- _STATED EXERCISE_
Find the word "Phone" in the records below. List each line containing it.
▬▬▬▬▬▬
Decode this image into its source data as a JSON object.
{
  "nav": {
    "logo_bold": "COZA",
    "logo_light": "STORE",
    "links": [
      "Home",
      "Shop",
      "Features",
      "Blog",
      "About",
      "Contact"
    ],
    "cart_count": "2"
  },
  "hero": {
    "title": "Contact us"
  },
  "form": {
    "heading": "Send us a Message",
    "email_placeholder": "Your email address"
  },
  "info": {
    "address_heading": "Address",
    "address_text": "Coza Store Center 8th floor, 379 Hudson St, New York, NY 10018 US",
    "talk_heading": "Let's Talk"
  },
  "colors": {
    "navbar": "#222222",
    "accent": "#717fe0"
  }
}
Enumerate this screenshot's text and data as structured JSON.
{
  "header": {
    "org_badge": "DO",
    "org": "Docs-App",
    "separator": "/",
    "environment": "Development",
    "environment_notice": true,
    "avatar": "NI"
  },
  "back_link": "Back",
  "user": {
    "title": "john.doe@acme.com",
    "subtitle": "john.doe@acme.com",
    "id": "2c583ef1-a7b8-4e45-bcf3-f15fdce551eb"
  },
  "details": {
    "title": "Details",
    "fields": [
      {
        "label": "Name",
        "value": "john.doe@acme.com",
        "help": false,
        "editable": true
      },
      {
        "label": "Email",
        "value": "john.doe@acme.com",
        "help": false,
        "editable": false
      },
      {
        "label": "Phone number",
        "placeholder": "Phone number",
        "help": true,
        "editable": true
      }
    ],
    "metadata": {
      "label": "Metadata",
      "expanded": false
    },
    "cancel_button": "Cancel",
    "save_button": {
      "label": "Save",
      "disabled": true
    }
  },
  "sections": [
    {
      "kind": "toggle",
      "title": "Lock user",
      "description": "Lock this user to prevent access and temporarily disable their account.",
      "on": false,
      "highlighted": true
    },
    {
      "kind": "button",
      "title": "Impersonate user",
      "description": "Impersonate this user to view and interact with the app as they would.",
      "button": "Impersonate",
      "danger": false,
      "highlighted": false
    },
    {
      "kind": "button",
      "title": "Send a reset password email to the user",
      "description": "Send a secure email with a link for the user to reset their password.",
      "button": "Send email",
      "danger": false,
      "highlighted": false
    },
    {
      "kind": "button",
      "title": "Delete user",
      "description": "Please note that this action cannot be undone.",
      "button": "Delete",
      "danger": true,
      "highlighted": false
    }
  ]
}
▬▬▬▬▬▬
- _WRITTEN ANSWER_
        "label": "Phone number",
        "placeholder": "Phone number",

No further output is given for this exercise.